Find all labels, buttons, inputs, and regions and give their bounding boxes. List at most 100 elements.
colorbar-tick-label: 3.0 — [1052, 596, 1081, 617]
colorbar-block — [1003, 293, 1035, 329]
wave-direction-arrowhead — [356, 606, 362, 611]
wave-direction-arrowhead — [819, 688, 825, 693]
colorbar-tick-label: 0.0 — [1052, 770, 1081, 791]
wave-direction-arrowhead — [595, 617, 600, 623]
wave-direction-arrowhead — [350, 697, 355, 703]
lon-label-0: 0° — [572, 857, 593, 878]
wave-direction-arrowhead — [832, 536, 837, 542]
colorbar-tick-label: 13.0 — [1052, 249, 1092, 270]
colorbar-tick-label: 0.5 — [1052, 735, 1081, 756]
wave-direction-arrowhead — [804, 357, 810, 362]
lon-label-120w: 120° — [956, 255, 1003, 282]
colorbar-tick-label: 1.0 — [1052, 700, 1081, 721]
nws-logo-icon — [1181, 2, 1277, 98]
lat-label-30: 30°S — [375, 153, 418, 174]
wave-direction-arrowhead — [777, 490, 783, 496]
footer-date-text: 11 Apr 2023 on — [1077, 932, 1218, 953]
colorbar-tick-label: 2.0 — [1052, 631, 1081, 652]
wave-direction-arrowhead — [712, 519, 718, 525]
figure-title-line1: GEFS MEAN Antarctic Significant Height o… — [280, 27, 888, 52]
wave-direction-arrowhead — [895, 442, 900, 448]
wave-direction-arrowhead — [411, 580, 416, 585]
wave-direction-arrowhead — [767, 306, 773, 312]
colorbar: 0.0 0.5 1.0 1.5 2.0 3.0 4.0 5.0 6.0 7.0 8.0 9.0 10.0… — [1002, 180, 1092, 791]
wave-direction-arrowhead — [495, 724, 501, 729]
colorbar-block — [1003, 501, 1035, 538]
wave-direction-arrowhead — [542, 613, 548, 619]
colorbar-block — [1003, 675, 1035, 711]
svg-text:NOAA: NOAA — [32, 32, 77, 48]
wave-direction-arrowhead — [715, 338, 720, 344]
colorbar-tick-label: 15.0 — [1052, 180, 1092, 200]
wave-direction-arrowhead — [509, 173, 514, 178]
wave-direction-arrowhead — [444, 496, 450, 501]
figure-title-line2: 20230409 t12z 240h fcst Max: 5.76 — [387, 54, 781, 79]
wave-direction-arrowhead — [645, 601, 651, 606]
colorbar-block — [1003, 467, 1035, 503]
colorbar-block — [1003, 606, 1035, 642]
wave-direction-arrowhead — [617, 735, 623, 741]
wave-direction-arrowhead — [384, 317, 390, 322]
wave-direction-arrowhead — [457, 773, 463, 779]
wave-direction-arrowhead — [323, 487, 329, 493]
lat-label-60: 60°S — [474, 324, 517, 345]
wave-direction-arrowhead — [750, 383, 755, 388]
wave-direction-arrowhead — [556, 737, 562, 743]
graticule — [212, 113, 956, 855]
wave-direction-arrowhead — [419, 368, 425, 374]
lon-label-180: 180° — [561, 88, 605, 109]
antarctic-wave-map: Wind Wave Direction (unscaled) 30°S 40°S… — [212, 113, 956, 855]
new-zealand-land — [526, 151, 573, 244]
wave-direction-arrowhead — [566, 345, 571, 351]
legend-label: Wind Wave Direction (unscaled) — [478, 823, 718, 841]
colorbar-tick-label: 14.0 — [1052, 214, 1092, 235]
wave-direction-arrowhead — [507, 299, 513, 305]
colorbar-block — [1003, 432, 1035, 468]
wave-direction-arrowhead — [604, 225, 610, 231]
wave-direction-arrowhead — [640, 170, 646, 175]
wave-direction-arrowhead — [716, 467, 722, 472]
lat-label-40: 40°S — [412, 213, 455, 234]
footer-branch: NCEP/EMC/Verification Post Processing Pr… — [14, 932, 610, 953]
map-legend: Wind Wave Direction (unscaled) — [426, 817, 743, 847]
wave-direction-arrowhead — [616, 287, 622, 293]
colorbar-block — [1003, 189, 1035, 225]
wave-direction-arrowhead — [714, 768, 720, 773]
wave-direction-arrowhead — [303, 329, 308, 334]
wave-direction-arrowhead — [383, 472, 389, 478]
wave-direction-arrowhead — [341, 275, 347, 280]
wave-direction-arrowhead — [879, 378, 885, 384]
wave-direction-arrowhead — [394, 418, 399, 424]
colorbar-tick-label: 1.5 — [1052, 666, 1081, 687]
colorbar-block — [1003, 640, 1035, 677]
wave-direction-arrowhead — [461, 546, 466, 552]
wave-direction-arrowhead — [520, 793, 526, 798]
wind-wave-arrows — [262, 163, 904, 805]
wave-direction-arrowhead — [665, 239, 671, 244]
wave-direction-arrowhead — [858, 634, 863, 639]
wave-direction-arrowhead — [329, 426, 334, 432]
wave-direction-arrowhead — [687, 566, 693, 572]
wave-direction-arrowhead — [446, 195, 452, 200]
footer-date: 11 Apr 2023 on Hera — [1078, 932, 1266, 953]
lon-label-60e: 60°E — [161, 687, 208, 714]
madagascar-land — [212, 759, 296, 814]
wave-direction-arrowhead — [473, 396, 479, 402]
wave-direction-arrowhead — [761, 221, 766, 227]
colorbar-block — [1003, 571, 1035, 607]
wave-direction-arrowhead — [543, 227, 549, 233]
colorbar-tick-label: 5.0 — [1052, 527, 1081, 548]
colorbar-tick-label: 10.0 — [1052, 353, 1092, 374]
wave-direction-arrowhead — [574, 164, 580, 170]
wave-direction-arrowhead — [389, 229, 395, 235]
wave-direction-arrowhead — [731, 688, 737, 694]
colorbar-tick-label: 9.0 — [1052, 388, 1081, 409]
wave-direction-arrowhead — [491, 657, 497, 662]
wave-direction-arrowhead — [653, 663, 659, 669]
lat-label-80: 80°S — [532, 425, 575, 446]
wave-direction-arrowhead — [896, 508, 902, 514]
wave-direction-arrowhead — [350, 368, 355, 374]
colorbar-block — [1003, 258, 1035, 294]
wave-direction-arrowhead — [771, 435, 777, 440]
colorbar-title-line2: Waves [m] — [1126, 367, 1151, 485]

GOAL —
Count the lines in the material above that contain the string "figure", where case matters. Reply with the number only.

OUTPUT —
2